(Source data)
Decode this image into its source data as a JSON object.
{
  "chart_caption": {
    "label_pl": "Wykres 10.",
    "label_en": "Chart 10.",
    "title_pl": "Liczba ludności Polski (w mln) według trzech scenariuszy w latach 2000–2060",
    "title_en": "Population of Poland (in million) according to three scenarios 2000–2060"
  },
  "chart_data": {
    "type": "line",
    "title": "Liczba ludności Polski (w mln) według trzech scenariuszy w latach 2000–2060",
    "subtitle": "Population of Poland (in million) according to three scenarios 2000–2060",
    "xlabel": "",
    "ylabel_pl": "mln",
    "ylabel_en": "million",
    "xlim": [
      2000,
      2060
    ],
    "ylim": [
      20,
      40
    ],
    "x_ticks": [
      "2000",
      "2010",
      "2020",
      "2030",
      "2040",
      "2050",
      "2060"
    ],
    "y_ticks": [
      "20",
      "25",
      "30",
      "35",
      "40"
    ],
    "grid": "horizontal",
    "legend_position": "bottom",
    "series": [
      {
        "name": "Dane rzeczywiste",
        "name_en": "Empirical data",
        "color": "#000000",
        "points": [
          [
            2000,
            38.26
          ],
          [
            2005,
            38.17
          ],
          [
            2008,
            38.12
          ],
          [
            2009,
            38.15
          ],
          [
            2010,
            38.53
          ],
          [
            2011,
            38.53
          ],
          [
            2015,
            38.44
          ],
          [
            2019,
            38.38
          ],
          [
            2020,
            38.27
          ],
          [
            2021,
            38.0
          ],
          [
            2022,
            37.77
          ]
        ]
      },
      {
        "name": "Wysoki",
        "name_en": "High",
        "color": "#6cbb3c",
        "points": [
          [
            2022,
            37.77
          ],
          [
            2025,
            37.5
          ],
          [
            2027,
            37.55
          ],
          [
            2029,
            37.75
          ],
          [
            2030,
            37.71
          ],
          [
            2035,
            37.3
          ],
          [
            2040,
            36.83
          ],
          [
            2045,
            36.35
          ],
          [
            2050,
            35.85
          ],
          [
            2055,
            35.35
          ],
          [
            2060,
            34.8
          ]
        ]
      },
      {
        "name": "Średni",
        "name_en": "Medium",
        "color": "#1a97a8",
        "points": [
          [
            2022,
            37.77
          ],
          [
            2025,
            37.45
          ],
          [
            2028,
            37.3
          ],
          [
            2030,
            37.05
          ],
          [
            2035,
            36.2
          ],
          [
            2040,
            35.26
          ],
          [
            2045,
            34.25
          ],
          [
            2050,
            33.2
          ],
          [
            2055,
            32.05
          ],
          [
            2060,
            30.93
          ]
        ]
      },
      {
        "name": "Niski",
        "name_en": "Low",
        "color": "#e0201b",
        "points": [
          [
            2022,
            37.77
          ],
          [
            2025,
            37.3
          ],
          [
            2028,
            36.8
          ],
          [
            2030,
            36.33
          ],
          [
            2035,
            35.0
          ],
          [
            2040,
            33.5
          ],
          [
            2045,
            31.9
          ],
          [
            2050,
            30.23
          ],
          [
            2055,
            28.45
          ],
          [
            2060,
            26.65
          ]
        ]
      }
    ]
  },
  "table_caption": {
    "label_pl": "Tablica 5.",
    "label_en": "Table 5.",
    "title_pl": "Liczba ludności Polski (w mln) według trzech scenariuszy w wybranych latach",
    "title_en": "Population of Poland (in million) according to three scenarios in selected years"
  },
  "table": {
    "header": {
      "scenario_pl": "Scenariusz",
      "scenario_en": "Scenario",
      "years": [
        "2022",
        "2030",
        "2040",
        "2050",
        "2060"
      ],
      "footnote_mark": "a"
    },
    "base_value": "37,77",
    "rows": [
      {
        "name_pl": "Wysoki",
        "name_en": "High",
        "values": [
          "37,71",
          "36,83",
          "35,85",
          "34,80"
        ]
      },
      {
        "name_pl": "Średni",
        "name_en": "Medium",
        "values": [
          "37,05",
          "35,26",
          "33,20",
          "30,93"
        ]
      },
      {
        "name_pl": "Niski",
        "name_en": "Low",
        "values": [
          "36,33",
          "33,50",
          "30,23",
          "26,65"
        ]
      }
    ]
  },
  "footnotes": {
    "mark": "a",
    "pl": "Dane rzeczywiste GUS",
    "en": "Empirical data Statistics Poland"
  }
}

EXERCISE TASK >> Find the word "million" in the entries, and copy every line it shows up in.

TASK SOLUTION >>
    "title_en": "Population of Poland (in million) according to three scenarios 2000–2060"
    "subtitle": "Population of Poland (in million) according to three scenarios 2000–2060",
    "ylabel_en": "million",
    "title_en": "Population of Poland (in million) according to three scenarios in selected years"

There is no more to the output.